*What is needed*: Emit the entire listing verbatim.

--- Start Task material ---

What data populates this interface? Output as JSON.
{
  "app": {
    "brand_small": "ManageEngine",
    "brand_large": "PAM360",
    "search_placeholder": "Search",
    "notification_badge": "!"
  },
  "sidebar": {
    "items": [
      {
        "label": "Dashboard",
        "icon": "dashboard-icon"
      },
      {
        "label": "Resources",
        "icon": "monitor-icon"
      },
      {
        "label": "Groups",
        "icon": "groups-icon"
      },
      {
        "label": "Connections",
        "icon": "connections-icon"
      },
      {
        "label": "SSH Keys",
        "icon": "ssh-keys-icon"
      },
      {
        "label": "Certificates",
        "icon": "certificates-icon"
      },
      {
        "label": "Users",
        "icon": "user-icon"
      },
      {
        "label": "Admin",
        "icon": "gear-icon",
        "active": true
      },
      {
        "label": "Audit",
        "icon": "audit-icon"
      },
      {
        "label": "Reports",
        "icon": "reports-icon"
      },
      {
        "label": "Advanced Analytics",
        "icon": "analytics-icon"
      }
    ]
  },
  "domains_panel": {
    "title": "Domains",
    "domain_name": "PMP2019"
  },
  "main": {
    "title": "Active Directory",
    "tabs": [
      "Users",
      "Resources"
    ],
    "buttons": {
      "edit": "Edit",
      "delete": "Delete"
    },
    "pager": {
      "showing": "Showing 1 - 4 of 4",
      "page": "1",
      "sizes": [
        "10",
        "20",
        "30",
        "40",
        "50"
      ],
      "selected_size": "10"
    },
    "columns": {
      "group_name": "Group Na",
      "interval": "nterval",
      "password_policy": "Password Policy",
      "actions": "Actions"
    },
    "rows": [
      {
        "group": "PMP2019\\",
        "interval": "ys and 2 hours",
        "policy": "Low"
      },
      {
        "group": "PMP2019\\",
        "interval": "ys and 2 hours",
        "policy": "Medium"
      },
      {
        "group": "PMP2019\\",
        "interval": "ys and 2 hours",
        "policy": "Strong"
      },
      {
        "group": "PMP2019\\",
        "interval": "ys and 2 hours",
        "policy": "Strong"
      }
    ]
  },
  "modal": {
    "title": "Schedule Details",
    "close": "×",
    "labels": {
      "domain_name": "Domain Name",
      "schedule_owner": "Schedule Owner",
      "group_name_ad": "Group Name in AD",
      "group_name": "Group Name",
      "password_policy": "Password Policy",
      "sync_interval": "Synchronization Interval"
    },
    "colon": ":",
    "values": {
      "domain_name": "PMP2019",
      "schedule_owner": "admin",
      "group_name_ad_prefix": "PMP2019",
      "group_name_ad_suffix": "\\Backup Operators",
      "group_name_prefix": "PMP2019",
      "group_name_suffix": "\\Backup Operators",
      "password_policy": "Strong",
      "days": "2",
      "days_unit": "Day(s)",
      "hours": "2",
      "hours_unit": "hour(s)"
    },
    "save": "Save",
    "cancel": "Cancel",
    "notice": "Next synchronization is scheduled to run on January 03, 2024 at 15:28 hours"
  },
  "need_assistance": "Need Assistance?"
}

--- End Task material ---

*Problem solution*:
What data populates this interface? Output as JSON.
{
  "app": {
    "brand_small": "ManageEngine",
    "brand_large": "PAM360",
    "search_placeholder": "Search",
    "notification_badge": "!"
  },
  "sidebar": {
    "items": [
      {
        "label": "Dashboard",
        "icon": "dashboard-icon"
      },
      {
        "label": "Resources",
        "icon": "monitor-icon"
      },
      {
        "label": "Groups",
        "icon": "groups-icon"
      },
      {
        "label": "Connections",
        "icon": "connections-icon"
      },
      {
        "label": "SSH Keys",
        "icon": "ssh-keys-icon"
      },
      {
        "label": "Certificates",
        "icon": "certificates-icon"
      },
      {
        "label": "Users",
        "icon": "user-icon"
      },
      {
        "label": "Admin",
        "icon": "gear-icon",
        "active": true
      },
      {
        "label": "Audit",
        "icon": "audit-icon"
      },
      {
        "label": "Reports",
        "icon": "reports-icon"
      },
      {
        "label": "Advanced Analytics",
        "icon": "analytics-icon"
      }
    ]
  },
  "domains_panel": {
    "title": "Domains",
    "domain_name": "PMP2019"
  },
  "main": {
    "title": "Active Directory",
    "tabs": [
      "Users",
      "Resources"
    ],
    "buttons": {
      "edit": "Edit",
      "delete": "Delete"
    },
    "pager": {
      "showing": "Showing 1 - 4 of 4",
      "page": "1",
      "sizes": [
        "10",
        "20",
        "30",
        "40",
        "50"
      ],
      "selected_size": "10"
    },
    "columns": {
      "group_name": "Group Na",
      "interval": "nterval",
      "password_policy": "Password Policy",
      "actions": "Actions"
    },
    "rows": [
      {
        "group": "PMP2019\\",
        "interval": "ys and 2 hours",
        "policy": "Low"
      },
      {
        "group": "PMP2019\\",
        "interval": "ys and 2 hours",
        "policy": "Medium"
      },
      {
        "group": "PMP2019\\",
        "interval": "ys and 2 hours",
        "policy": "Strong"
      },
      {
        "group": "PMP2019\\",
        "interval": "ys and 2 hours",
        "policy": "Strong"
      }
    ]
  },
  "modal": {
    "title": "Schedule Details",
    "close": "×",
    "labels": {
      "domain_name": "Domain Name",
      "schedule_owner": "Schedule Owner",
      "group_name_ad": "Group Name in AD",
      "group_name": "Group Name",
      "password_policy": "Password Policy",
      "sync_interval": "Synchronization Interval"
    },
    "colon": ":",
    "values": {
      "domain_name": "PMP2019",
      "schedule_owner": "admin",
      "group_name_ad_prefix": "PMP2019",
      "group_name_ad_suffix": "\\Backup Operators",
      "group_name_prefix": "PMP2019",
      "group_name_suffix": "\\Backup Operators",
      "password_policy": "Strong",
      "days": "2",
      "days_unit": "Day(s)",
      "hours": "2",
      "hours_unit": "hour(s)"
    },
    "save": "Save",
    "cancel": "Cancel",
    "notice": "Next synchronization is scheduled to run on January 03, 2024 at 15:28 hours"
  },
  "need_assistance": "Need Assistance?"
}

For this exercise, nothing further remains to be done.